## Task prompt
From the data that follows, copy every line holding the string "likes".

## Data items
★ ★ ★ ★
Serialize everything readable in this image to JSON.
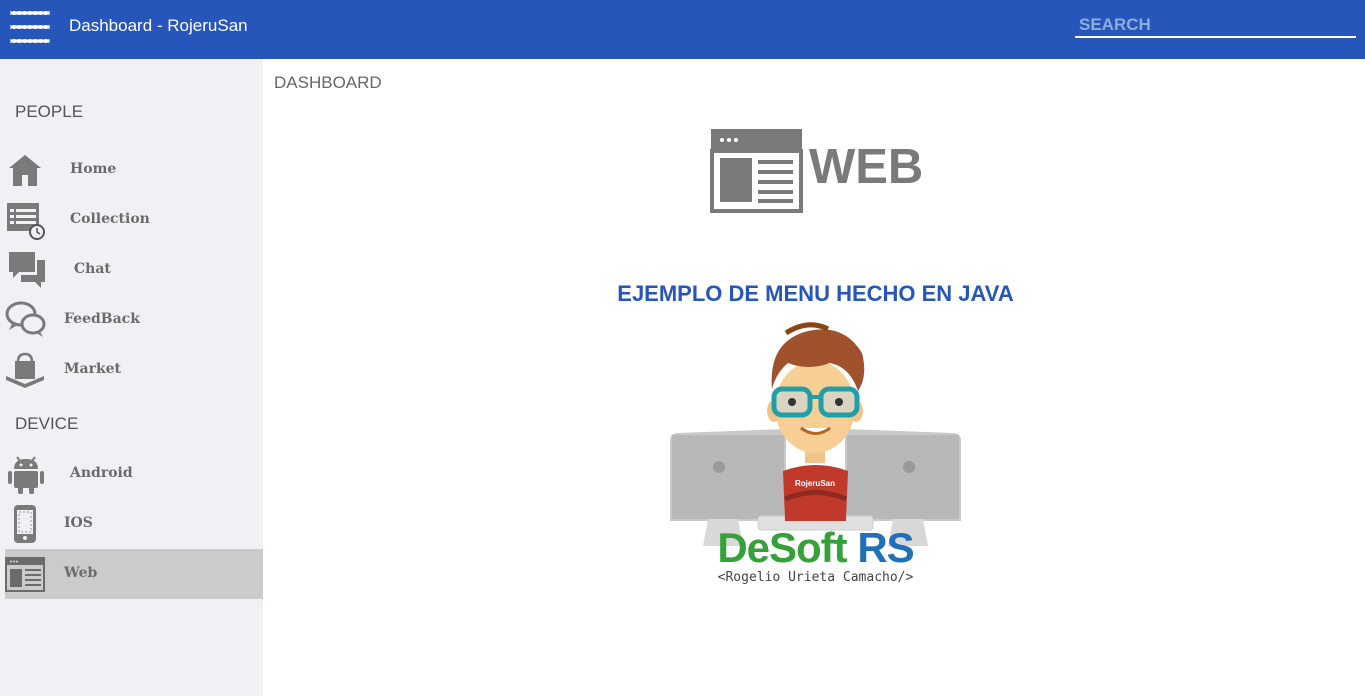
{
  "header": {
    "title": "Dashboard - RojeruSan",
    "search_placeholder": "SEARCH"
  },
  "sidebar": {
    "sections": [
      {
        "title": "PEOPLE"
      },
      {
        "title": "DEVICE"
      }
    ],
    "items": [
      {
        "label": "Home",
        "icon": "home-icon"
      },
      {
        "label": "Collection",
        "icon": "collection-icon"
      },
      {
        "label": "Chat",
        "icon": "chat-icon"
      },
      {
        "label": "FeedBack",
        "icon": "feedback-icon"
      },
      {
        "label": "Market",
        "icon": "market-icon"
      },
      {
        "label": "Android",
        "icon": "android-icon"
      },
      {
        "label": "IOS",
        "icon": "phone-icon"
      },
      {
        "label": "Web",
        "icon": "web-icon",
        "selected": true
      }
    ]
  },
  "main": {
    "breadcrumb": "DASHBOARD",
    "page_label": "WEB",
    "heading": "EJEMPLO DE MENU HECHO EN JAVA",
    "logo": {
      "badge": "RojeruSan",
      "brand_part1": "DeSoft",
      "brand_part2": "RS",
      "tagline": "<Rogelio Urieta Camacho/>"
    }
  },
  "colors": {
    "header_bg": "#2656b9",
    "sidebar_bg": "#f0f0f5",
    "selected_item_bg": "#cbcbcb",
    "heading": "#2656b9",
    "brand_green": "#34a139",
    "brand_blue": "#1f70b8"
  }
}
★ ★ ★ ★
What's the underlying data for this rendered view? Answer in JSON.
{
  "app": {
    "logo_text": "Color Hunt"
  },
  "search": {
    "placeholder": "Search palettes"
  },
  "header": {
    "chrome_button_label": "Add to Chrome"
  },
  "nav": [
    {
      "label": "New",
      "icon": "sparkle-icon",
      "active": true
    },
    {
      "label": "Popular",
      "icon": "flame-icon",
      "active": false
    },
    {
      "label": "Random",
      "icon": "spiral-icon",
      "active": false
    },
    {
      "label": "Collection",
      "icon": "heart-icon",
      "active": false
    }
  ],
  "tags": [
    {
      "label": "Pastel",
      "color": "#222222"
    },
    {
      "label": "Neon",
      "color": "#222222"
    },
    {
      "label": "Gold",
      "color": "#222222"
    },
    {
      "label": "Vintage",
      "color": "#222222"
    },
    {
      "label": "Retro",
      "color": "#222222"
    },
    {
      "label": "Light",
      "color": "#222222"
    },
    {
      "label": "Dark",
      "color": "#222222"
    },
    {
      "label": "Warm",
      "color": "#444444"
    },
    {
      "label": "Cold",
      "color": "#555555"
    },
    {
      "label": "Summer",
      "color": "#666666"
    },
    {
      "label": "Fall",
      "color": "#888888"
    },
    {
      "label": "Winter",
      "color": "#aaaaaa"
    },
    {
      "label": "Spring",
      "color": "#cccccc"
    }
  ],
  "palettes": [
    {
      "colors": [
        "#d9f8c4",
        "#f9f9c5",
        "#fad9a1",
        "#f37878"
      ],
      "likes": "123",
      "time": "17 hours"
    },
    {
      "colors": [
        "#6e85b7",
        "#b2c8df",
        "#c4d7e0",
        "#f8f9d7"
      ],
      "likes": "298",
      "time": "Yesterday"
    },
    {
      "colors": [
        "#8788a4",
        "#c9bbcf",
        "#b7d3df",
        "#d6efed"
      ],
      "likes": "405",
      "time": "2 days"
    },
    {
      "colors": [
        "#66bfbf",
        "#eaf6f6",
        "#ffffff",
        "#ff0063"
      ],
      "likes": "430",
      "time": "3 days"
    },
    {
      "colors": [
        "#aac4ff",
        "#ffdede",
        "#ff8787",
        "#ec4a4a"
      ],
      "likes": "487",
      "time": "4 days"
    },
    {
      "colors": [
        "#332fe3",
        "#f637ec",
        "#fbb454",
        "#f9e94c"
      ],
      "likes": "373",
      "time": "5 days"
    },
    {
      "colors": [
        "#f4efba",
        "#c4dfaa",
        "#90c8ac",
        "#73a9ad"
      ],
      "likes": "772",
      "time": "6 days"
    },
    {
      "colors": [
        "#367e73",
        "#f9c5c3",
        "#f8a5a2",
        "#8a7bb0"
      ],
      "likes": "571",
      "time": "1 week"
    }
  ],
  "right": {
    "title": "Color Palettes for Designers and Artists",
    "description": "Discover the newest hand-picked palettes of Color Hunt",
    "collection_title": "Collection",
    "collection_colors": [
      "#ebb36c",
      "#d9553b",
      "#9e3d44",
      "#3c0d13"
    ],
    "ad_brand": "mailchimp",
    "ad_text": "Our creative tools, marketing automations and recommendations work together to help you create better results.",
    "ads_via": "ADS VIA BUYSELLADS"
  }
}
★ ★ ★ ★
## Exercise answer
      "likes": "123",
      "likes": "298",
      "likes": "405",
      "likes": "430",
      "likes": "487",
      "likes": "373",
      "likes": "772",
      "likes": "571",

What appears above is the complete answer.